Text section
** start **

Essie Cosmetics, Ltd. v. Dae Do Intern., Ltd.

Decision Date24 December 1992
Docket NumberNo. CV 92-5126 (JBW).,CV 92-5126 (JBW).
Citation808 F. Supp. 952
PartiesESSIE COSMETICS, LTD., Plaintiff, v. DAE DO INTERNATIONAL, LTD., JMRS, Inc. and New High Glass, Inc., Defendants.
CourtU.S. District Court — Eastern District of New York

COPYRIGHT MATERIAL OMITTED

Darrell L. Olson, Knobbe, Martens, Olson & Bear, Newport Beach, CA, for plaintiff.

Stanley R. Goodman, Goodman & Saperstein, Garden City, NY, for defendants.

MEMORANDUM AND ORDER

WEINSTEIN, District Judge:

Plaintiff sells nail polish to the salon trade in a bottle and cap distinctive for their simplicity. Defendant is about to enter this market using a practically identical container. A motion for a preliminary injunction must be granted.

** end **

Given data

** start **

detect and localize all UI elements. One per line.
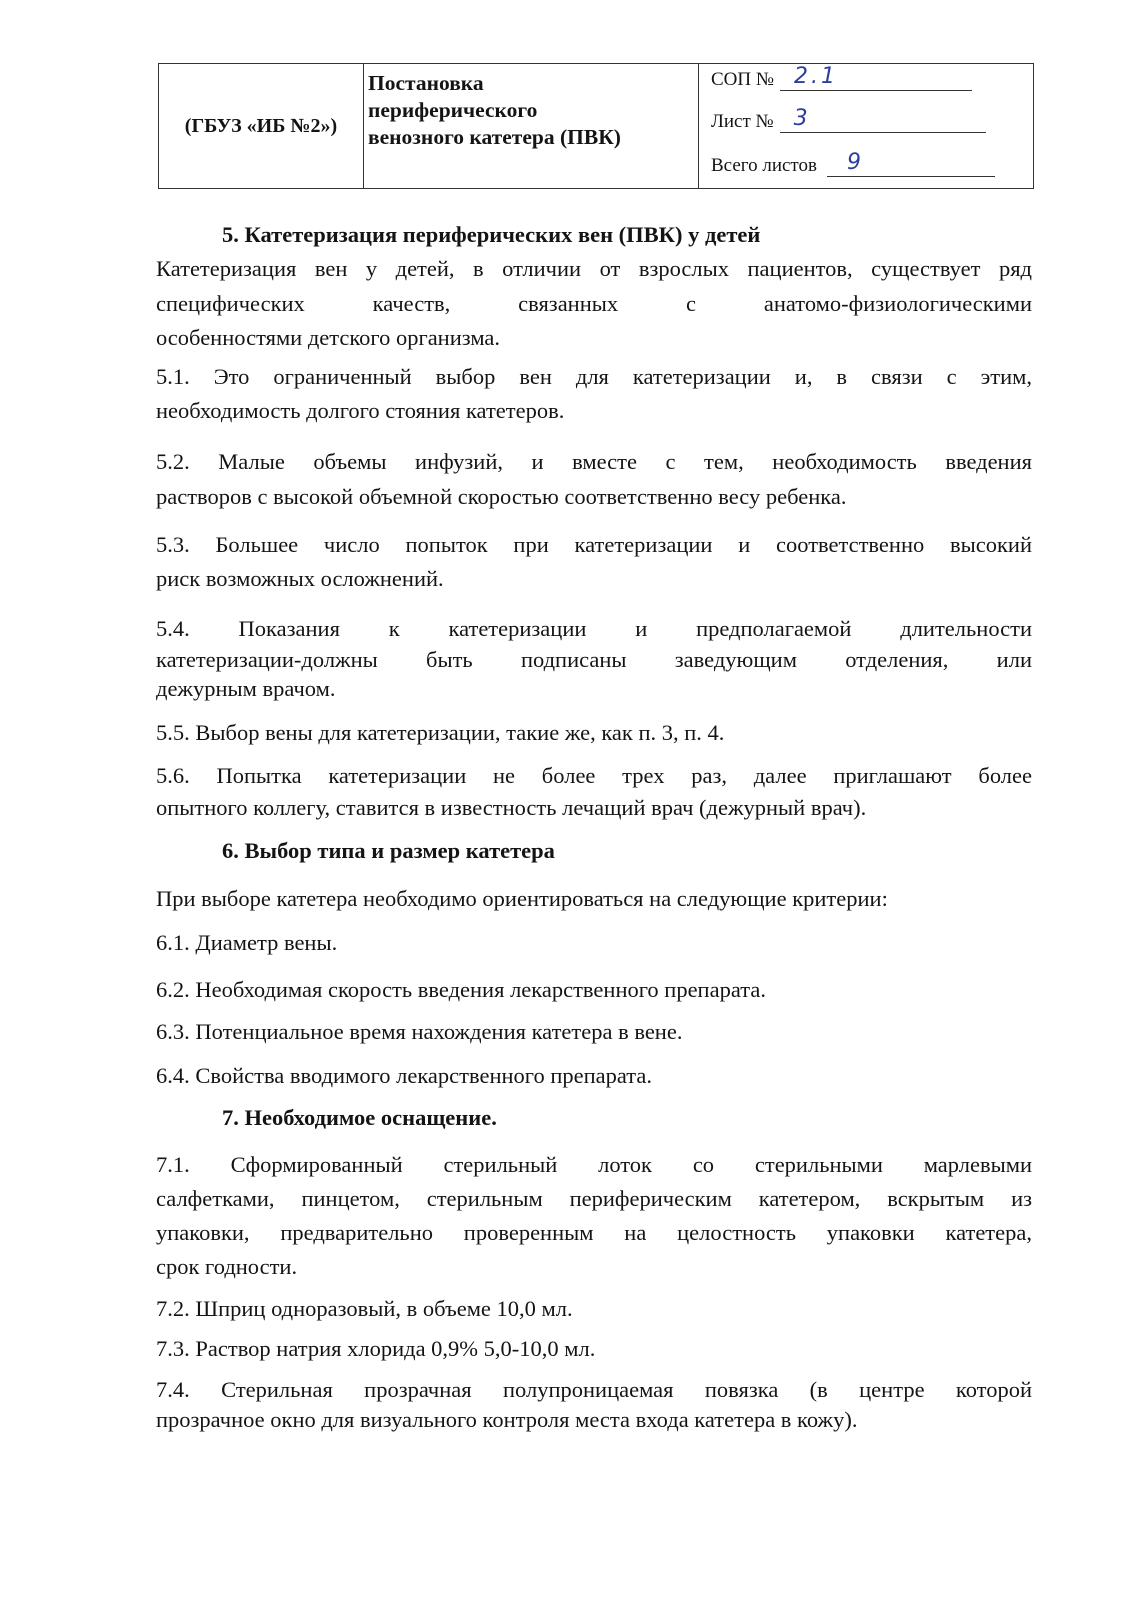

** end **

What is required
Reproduce the passage of the court decision starting at "CourtU.S. District Court" and ending at "CA, for plaintiff.", substituting "Southern District" for "Eastern District".

Output below
CourtU.S. District Court — Southern District of New York

COPYRIGHT MATERIAL OMITTED

Darrell L. Olson, Knobbe, Martens, Olson & Bear, Newport Beach, CA, for plaintiff.